Exercise aim: In the material below, identify each line bearing the word "description". Reproduce those lines.

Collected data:
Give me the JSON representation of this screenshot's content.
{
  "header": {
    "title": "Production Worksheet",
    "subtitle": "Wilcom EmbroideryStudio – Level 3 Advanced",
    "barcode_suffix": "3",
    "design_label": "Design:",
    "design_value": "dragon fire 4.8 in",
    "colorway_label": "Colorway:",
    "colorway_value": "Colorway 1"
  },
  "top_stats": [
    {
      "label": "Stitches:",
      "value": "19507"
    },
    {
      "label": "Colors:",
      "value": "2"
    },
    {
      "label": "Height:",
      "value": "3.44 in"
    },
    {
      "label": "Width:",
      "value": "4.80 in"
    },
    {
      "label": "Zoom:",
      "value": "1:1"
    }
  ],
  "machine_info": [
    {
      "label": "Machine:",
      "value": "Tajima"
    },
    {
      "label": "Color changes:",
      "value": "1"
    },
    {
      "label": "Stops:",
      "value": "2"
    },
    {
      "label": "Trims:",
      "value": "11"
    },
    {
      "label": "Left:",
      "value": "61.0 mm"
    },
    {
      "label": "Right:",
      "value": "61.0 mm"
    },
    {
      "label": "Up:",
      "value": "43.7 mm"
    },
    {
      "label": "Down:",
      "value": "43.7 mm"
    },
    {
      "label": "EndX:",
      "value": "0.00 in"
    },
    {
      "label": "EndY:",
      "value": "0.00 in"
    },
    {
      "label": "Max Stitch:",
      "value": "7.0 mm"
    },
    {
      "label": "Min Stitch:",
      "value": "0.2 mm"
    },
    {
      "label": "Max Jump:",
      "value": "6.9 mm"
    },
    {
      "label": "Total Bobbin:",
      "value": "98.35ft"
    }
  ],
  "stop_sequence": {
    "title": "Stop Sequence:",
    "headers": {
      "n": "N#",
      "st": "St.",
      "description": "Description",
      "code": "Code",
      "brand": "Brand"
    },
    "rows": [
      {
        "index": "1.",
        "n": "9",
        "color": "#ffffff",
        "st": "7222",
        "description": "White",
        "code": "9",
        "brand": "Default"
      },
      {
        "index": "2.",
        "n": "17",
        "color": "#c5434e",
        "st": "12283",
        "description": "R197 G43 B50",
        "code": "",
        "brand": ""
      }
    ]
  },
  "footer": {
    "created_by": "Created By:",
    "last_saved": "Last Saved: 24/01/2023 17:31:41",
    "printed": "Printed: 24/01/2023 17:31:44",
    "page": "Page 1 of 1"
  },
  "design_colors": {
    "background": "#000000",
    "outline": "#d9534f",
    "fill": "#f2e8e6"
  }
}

Finished answer:
      "description": "Description",
        "description": "White",
        "description": "R197 G43 B50",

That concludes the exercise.